--- START OF Data in this exercise ---

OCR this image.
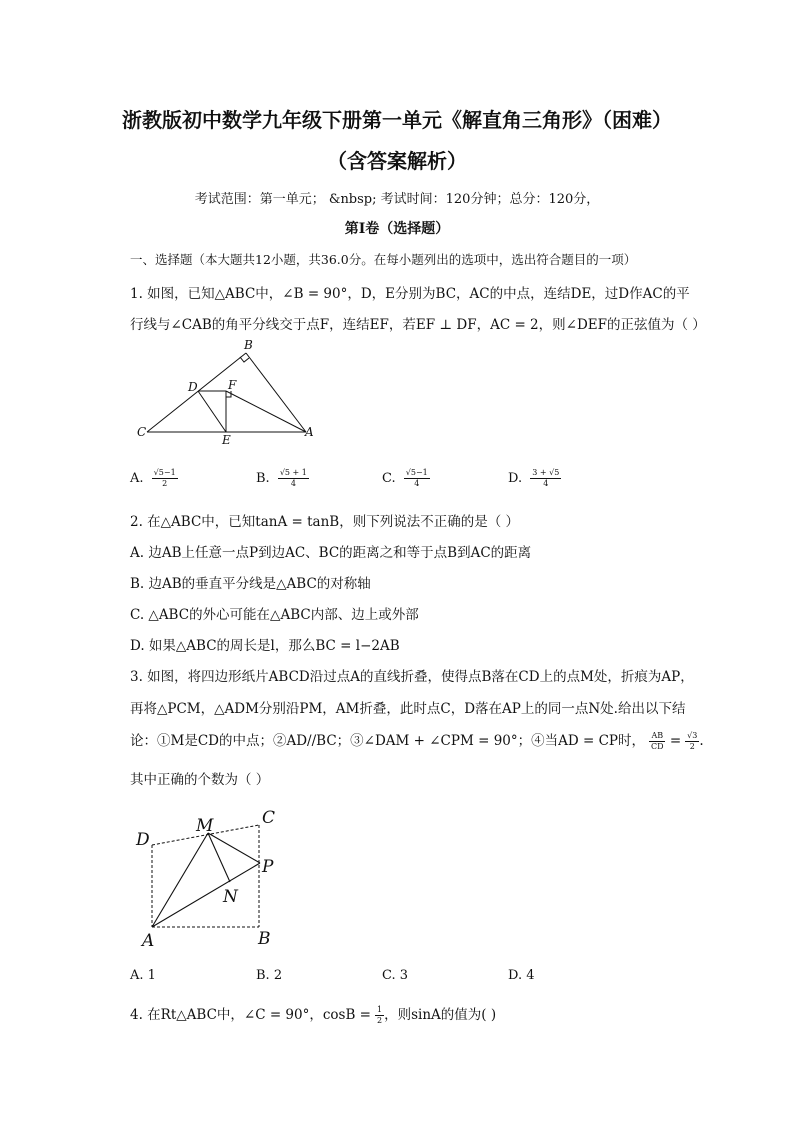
浙教版初中数学九年级下册第一单元《解直角三角形》（困难）
（含答案解析）
考试范围：第一单元； &nbsp; 考试时间：120分钟；总分：120分，
第I卷（选择题）
一、选择题（本大题共12小题，共36.0分。在每小题列出的选项中，选出符合题目的一项）
1. 如图，已知△ABC中，∠B = 90°，D，E分别为BC，AC的中点，连结DE，过D作AC的平
行线与∠CAB的角平分线交于点F，连结EF，若EF ⊥ DF，AC = 2，则∠DEF的正弦值为（ ）
B
D	F
C
E
A
A. $\frac{√5-1}{2}$	B. $\frac{√5 + 1}{4}$	C. $\frac{√5-1}{4}$	D. $\frac{3 + √5}{4}$
2. 在△ABC中，已知tanA = tanB，则下列说法不正确的是（ ）
A. 边AB上任意一点P到边AC、BC的距离之和等于点B到AC的距离
B. 边AB的垂直平分线是△ABC的对称轴
C. △ABC的外心可能在△ABC内部、边上或外部
D. 如果△ABC的周长是l，那么BC = l−2AB
3. 如图，将四边形纸片ABCD沿过点A的直线折叠，使得点B落在CD上的点M处，折痕为AP，
再将△PCM，△ADM分别沿PM，AM折叠，此时点C，D落在AP上的同一点N处.给出以下结
论：①M是CD的中点；②AD//BC；③∠DAM + ∠CPM = 90°；④当AD = CP时， $\frac{AB}{CD} = \frac{√3}{2}$ .
其中正确的个数为（ ）
D
M	C
P
N
A	B
A. 1	B. 2	C. 3	D. 4
4. 在Rt△ABC中，∠C = 90°，$\cos B = \frac{1}{2}$ ，则sinA的值为( )
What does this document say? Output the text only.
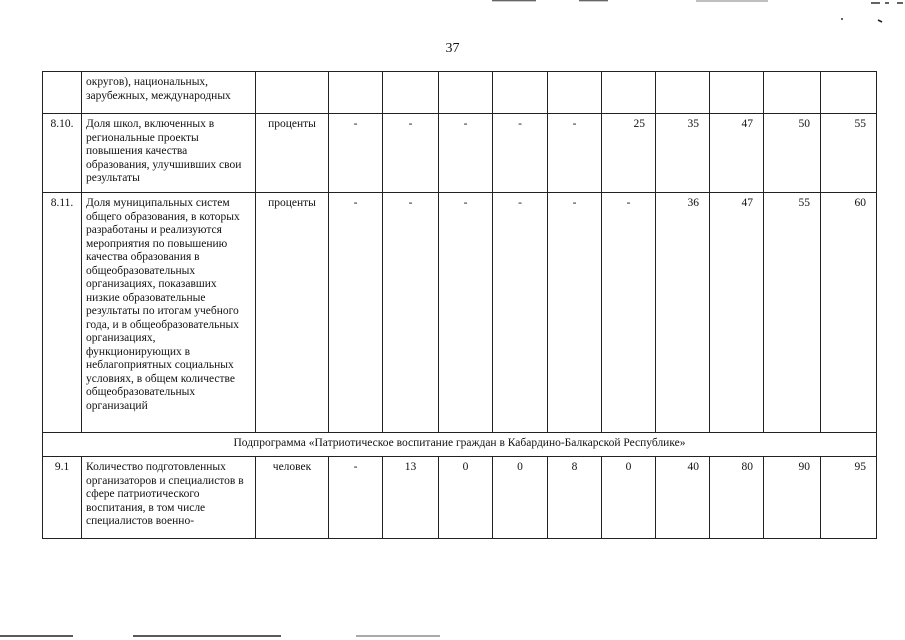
37
	округов), национальных, зарубежных, международных											
8.10.	Доля школ, включенных в региональные проекты повышения качества образования, улучшивших свои результаты	проценты	-	-	-	-	-	25	35	47	50	55
8.11.	Доля муниципальных систем общего образования, в которых разработаны и реализуются мероприятия по повышению качества образования в общеобразовательных организациях, показавших низкие образовательные результаты по итогам учебного года, и в общеобразовательных организациях, функционирующих в неблагоприятных социальных условиях, в общем количестве общеобразовательных организаций	проценты	-	-	-	-	-	-	36	47	55	60
Подпрограмма «Патриотическое воспитание граждан в Кабардино-Балкарской Республике»												
9.1	Количество подготовленных организаторов и специалистов в сфере патриотического воспитания, в том числе специалистов военно-	человек	-	13	0	0	8	0	40	80	90	95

--- END OF Data in this exercise ---

[Short problem] Transcribe every line from the records above without alteration, and leave out the images.

[Result]
OCR this image.
浙教版初中数学九年级下册第一单元《解直角三角形》（困难）
（含答案解析）
考试范围：第一单元； &nbsp; 考试时间：120分钟；总分：120分，
第I卷（选择题）
一、选择题（本大题共12小题，共36.0分。在每小题列出的选项中，选出符合题目的一项）
1. 如图，已知△ABC中，∠B = 90°，D，E分别为BC，AC的中点，连结DE，过D作AC的平
行线与∠CAB的角平分线交于点F，连结EF，若EF ⊥ DF，AC = 2，则∠DEF的正弦值为（ ）
B
D	F
C
E
A
A. $\frac{√5-1}{2}$	B. $\frac{√5 + 1}{4}$	C. $\frac{√5-1}{4}$	D. $\frac{3 + √5}{4}$
2. 在△ABC中，已知tanA = tanB，则下列说法不正确的是（ ）
A. 边AB上任意一点P到边AC、BC的距离之和等于点B到AC的距离
B. 边AB的垂直平分线是△ABC的对称轴
C. △ABC的外心可能在△ABC内部、边上或外部
D. 如果△ABC的周长是l，那么BC = l−2AB
3. 如图，将四边形纸片ABCD沿过点A的直线折叠，使得点B落在CD上的点M处，折痕为AP，
再将△PCM，△ADM分别沿PM，AM折叠，此时点C，D落在AP上的同一点N处.给出以下结
论：①M是CD的中点；②AD//BC；③∠DAM + ∠CPM = 90°；④当AD = CP时， $\frac{AB}{CD} = \frac{√3}{2}$ .
其中正确的个数为（ ）
D
M	C
P
N
A	B
A. 1	B. 2	C. 3	D. 4
4. 在Rt△ABC中，∠C = 90°，$\cos B = \frac{1}{2}$ ，则sinA的值为( )
What does this document say? Output the text only.
37
	округов), национальных, зарубежных, международных											
8.10.	Доля школ, включенных в региональные проекты повышения качества образования, улучшивших свои результаты	проценты	-	-	-	-	-	25	35	47	50	55
8.11.	Доля муниципальных систем общего образования, в которых разработаны и реализуются мероприятия по повышению качества образования в общеобразовательных организациях, показавших низкие образовательные результаты по итогам учебного года, и в общеобразовательных организациях, функционирующих в неблагоприятных социальных условиях, в общем количестве общеобразовательных организаций	проценты	-	-	-	-	-	-	36	47	55	60
Подпрограмма «Патриотическое воспитание граждан в Кабардино-Балкарской Республике»												
9.1	Количество подготовленных организаторов и специалистов в сфере патриотического воспитания, в том числе специалистов военно-	человек	-	13	0	0	8	0	40	80	90	95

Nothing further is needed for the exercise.